— start of Information shown —

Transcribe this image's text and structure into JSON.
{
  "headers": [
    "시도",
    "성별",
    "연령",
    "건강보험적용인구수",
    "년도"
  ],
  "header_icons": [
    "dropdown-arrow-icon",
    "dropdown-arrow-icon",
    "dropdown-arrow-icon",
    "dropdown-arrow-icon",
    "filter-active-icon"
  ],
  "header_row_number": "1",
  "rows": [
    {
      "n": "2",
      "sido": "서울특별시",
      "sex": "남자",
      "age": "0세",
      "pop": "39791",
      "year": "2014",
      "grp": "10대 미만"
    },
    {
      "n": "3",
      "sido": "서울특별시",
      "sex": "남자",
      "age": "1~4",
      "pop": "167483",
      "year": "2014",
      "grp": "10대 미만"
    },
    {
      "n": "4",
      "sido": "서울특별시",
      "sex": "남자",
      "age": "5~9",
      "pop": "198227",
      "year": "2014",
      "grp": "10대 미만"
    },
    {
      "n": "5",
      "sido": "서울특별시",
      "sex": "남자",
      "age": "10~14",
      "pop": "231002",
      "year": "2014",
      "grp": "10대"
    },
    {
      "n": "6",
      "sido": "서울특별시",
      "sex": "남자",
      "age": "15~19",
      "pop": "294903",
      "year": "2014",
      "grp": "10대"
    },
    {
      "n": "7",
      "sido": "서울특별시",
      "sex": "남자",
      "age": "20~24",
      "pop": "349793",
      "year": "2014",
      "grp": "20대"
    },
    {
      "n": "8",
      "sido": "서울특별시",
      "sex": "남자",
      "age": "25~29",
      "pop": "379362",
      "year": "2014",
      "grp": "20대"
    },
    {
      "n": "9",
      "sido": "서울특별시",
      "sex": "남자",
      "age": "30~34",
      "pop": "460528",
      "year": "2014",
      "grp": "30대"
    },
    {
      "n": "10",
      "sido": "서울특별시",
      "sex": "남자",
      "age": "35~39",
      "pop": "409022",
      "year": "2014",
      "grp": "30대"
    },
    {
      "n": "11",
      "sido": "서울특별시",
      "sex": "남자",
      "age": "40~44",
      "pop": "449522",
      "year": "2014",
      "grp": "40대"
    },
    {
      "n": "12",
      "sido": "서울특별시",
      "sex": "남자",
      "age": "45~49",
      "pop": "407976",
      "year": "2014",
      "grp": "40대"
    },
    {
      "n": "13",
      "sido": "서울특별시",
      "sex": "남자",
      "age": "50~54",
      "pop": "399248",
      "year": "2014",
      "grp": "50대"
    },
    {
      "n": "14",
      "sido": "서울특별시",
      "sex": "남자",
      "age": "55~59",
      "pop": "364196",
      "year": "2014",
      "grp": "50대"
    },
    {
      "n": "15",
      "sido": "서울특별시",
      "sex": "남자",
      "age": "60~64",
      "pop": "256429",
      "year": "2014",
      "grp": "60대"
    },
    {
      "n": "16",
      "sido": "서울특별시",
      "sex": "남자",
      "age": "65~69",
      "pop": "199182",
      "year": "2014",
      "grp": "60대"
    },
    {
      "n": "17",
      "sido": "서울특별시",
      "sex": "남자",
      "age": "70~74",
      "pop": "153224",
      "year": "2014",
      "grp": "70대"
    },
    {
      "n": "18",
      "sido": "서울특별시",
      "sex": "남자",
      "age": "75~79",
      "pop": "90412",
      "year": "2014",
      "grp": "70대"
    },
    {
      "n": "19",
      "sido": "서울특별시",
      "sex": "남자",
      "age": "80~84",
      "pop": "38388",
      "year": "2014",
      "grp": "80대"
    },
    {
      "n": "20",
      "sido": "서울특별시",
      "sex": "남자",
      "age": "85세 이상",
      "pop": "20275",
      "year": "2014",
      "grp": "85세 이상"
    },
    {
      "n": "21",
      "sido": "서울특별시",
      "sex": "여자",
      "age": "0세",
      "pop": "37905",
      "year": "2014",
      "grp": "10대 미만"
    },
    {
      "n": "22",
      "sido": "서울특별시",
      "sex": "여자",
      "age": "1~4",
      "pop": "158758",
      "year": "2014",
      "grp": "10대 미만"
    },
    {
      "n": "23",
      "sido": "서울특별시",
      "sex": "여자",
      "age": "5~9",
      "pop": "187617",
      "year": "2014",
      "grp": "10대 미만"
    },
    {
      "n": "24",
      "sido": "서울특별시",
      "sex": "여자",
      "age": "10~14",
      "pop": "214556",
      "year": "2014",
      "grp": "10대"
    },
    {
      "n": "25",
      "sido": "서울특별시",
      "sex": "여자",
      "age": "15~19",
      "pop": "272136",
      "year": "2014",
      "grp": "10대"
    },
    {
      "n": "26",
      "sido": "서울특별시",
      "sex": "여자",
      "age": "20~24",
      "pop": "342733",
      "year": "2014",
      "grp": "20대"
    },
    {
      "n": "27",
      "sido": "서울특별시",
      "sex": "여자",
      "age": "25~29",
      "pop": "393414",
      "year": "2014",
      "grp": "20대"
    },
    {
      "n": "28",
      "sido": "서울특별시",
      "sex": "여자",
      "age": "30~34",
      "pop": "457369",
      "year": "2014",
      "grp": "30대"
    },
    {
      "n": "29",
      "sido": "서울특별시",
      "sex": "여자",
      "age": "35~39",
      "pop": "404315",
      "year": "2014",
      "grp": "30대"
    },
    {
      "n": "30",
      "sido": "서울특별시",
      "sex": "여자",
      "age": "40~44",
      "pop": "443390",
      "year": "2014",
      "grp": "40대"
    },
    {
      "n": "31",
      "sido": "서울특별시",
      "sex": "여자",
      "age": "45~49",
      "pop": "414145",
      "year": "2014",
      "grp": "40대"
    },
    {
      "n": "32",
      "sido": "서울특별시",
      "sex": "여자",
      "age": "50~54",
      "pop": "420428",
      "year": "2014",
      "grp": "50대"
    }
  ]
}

— end of Information shown —

Stated problem —
Write down all the entries again without a single difference.

Reply to the task —
Transcribe this image's text and structure into JSON.
{
  "headers": [
    "시도",
    "성별",
    "연령",
    "건강보험적용인구수",
    "년도"
  ],
  "header_icons": [
    "dropdown-arrow-icon",
    "dropdown-arrow-icon",
    "dropdown-arrow-icon",
    "dropdown-arrow-icon",
    "filter-active-icon"
  ],
  "header_row_number": "1",
  "rows": [
    {
      "n": "2",
      "sido": "서울특별시",
      "sex": "남자",
      "age": "0세",
      "pop": "39791",
      "year": "2014",
      "grp": "10대 미만"
    },
    {
      "n": "3",
      "sido": "서울특별시",
      "sex": "남자",
      "age": "1~4",
      "pop": "167483",
      "year": "2014",
      "grp": "10대 미만"
    },
    {
      "n": "4",
      "sido": "서울특별시",
      "sex": "남자",
      "age": "5~9",
      "pop": "198227",
      "year": "2014",
      "grp": "10대 미만"
    },
    {
      "n": "5",
      "sido": "서울특별시",
      "sex": "남자",
      "age": "10~14",
      "pop": "231002",
      "year": "2014",
      "grp": "10대"
    },
    {
      "n": "6",
      "sido": "서울특별시",
      "sex": "남자",
      "age": "15~19",
      "pop": "294903",
      "year": "2014",
      "grp": "10대"
    },
    {
      "n": "7",
      "sido": "서울특별시",
      "sex": "남자",
      "age": "20~24",
      "pop": "349793",
      "year": "2014",
      "grp": "20대"
    },
    {
      "n": "8",
      "sido": "서울특별시",
      "sex": "남자",
      "age": "25~29",
      "pop": "379362",
      "year": "2014",
      "grp": "20대"
    },
    {
      "n": "9",
      "sido": "서울특별시",
      "sex": "남자",
      "age": "30~34",
      "pop": "460528",
      "year": "2014",
      "grp": "30대"
    },
    {
      "n": "10",
      "sido": "서울특별시",
      "sex": "남자",
      "age": "35~39",
      "pop": "409022",
      "year": "2014",
      "grp": "30대"
    },
    {
      "n": "11",
      "sido": "서울특별시",
      "sex": "남자",
      "age": "40~44",
      "pop": "449522",
      "year": "2014",
      "grp": "40대"
    },
    {
      "n": "12",
      "sido": "서울특별시",
      "sex": "남자",
      "age": "45~49",
      "pop": "407976",
      "year": "2014",
      "grp": "40대"
    },
    {
      "n": "13",
      "sido": "서울특별시",
      "sex": "남자",
      "age": "50~54",
      "pop": "399248",
      "year": "2014",
      "grp": "50대"
    },
    {
      "n": "14",
      "sido": "서울특별시",
      "sex": "남자",
      "age": "55~59",
      "pop": "364196",
      "year": "2014",
      "grp": "50대"
    },
    {
      "n": "15",
      "sido": "서울특별시",
      "sex": "남자",
      "age": "60~64",
      "pop": "256429",
      "year": "2014",
      "grp": "60대"
    },
    {
      "n": "16",
      "sido": "서울특별시",
      "sex": "남자",
      "age": "65~69",
      "pop": "199182",
      "year": "2014",
      "grp": "60대"
    },
    {
      "n": "17",
      "sido": "서울특별시",
      "sex": "남자",
      "age": "70~74",
      "pop": "153224",
      "year": "2014",
      "grp": "70대"
    },
    {
      "n": "18",
      "sido": "서울특별시",
      "sex": "남자",
      "age": "75~79",
      "pop": "90412",
      "year": "2014",
      "grp": "70대"
    },
    {
      "n": "19",
      "sido": "서울특별시",
      "sex": "남자",
      "age": "80~84",
      "pop": "38388",
      "year": "2014",
      "grp": "80대"
    },
    {
      "n": "20",
      "sido": "서울특별시",
      "sex": "남자",
      "age": "85세 이상",
      "pop": "20275",
      "year": "2014",
      "grp": "85세 이상"
    },
    {
      "n": "21",
      "sido": "서울특별시",
      "sex": "여자",
      "age": "0세",
      "pop": "37905",
      "year": "2014",
      "grp": "10대 미만"
    },
    {
      "n": "22",
      "sido": "서울특별시",
      "sex": "여자",
      "age": "1~4",
      "pop": "158758",
      "year": "2014",
      "grp": "10대 미만"
    },
    {
      "n": "23",
      "sido": "서울특별시",
      "sex": "여자",
      "age": "5~9",
      "pop": "187617",
      "year": "2014",
      "grp": "10대 미만"
    },
    {
      "n": "24",
      "sido": "서울특별시",
      "sex": "여자",
      "age": "10~14",
      "pop": "214556",
      "year": "2014",
      "grp": "10대"
    },
    {
      "n": "25",
      "sido": "서울특별시",
      "sex": "여자",
      "age": "15~19",
      "pop": "272136",
      "year": "2014",
      "grp": "10대"
    },
    {
      "n": "26",
      "sido": "서울특별시",
      "sex": "여자",
      "age": "20~24",
      "pop": "342733",
      "year": "2014",
      "grp": "20대"
    },
    {
      "n": "27",
      "sido": "서울특별시",
      "sex": "여자",
      "age": "25~29",
      "pop": "393414",
      "year": "2014",
      "grp": "20대"
    },
    {
      "n": "28",
      "sido": "서울특별시",
      "sex": "여자",
      "age": "30~34",
      "pop": "457369",
      "year": "2014",
      "grp": "30대"
    },
    {
      "n": "29",
      "sido": "서울특별시",
      "sex": "여자",
      "age": "35~39",
      "pop": "404315",
      "year": "2014",
      "grp": "30대"
    },
    {
      "n": "30",
      "sido": "서울특별시",
      "sex": "여자",
      "age": "40~44",
      "pop": "443390",
      "year": "2014",
      "grp": "40대"
    },
    {
      "n": "31",
      "sido": "서울특별시",
      "sex": "여자",
      "age": "45~49",
      "pop": "414145",
      "year": "2014",
      "grp": "40대"
    },
    {
      "n": "32",
      "sido": "서울특별시",
      "sex": "여자",
      "age": "50~54",
      "pop": "420428",
      "year": "2014",
      "grp": "50대"
    }
  ]
}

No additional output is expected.